(Records excerpted from a collection)
***

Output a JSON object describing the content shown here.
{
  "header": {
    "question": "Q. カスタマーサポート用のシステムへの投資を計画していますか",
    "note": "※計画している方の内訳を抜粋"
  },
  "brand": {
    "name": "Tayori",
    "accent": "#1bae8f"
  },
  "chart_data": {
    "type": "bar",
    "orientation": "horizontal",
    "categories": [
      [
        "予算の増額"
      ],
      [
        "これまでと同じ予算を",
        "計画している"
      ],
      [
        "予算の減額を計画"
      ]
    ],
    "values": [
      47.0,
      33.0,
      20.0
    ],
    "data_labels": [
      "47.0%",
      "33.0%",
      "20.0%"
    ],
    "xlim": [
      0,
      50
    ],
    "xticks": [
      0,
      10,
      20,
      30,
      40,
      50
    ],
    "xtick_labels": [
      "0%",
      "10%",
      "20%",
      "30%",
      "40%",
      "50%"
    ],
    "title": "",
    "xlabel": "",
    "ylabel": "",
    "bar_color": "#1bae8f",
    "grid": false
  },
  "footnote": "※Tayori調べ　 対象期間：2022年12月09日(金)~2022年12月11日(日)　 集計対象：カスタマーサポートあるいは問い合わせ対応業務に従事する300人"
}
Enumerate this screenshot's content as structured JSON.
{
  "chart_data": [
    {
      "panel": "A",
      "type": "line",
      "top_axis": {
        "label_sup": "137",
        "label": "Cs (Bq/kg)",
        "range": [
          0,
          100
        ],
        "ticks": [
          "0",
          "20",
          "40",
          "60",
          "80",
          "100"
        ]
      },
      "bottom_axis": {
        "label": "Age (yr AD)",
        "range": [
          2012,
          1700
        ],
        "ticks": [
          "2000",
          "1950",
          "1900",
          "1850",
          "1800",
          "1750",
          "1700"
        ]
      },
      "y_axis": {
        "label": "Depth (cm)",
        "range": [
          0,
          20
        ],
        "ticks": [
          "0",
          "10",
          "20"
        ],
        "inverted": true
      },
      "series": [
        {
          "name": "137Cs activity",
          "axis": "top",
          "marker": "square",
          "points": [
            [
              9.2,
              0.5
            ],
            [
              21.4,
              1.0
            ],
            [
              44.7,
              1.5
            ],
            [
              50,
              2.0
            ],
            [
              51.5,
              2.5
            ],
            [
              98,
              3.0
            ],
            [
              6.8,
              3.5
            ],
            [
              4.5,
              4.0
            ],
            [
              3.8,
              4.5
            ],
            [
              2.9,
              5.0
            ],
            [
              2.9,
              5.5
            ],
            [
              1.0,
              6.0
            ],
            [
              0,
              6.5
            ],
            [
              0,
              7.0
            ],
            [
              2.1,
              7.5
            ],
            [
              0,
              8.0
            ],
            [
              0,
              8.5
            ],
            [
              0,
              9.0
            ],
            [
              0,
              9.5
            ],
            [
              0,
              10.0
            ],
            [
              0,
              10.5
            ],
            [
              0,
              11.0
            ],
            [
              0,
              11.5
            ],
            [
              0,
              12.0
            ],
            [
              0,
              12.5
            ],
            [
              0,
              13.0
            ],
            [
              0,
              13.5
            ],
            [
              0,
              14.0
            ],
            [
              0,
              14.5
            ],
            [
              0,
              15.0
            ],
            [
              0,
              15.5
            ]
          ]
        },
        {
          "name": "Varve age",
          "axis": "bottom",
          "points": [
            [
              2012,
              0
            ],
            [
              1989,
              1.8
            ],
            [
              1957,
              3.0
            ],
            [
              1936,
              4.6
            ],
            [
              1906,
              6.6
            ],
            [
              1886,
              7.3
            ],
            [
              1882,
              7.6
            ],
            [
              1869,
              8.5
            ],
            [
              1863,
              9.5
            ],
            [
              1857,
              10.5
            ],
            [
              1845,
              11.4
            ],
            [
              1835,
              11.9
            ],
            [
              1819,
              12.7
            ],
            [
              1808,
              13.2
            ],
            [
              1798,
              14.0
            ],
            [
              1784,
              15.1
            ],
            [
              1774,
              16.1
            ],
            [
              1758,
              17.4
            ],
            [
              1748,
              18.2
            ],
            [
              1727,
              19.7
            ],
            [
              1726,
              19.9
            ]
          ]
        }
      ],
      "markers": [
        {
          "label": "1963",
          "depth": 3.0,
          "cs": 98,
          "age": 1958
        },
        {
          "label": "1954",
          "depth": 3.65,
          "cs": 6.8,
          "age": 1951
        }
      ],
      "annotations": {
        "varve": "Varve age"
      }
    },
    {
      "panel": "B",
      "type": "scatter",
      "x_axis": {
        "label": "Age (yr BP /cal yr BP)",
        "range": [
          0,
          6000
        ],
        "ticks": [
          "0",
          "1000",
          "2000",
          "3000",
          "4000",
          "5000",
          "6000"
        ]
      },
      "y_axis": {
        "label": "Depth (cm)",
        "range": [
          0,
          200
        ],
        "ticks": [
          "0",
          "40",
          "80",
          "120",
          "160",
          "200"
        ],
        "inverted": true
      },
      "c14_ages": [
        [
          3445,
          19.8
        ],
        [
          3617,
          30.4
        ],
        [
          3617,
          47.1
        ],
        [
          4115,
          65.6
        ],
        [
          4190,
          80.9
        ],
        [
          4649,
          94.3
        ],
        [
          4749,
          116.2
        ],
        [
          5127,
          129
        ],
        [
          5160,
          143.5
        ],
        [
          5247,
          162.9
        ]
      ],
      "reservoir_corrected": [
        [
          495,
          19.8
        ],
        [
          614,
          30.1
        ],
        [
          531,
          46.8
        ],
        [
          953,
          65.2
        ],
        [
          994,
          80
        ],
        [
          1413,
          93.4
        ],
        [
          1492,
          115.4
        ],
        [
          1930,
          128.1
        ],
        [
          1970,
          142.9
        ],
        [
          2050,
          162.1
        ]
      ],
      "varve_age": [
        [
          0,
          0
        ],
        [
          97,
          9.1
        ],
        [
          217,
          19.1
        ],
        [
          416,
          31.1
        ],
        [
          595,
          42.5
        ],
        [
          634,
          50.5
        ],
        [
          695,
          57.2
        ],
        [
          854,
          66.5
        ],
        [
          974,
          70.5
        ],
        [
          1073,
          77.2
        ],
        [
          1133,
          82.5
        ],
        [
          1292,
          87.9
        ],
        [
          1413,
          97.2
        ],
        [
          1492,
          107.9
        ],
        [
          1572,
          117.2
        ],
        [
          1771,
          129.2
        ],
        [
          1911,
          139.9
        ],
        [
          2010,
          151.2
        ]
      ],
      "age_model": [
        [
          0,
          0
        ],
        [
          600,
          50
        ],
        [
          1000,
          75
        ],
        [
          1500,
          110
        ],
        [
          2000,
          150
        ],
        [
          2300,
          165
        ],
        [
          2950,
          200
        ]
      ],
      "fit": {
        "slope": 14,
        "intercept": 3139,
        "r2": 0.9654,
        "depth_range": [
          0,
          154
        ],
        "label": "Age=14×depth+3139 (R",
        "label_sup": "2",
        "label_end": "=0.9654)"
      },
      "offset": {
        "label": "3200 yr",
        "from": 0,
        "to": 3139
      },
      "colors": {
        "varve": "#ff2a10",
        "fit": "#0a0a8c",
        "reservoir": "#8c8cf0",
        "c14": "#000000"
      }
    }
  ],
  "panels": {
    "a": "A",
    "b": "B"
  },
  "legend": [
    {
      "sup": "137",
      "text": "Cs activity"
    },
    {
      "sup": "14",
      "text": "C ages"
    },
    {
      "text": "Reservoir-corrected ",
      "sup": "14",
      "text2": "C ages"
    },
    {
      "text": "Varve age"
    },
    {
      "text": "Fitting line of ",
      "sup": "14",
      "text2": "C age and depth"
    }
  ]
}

***

> _THE REQUEST_
In the material above, how many lines hold the word "content"? Say only the number.

> _ANSWER_
2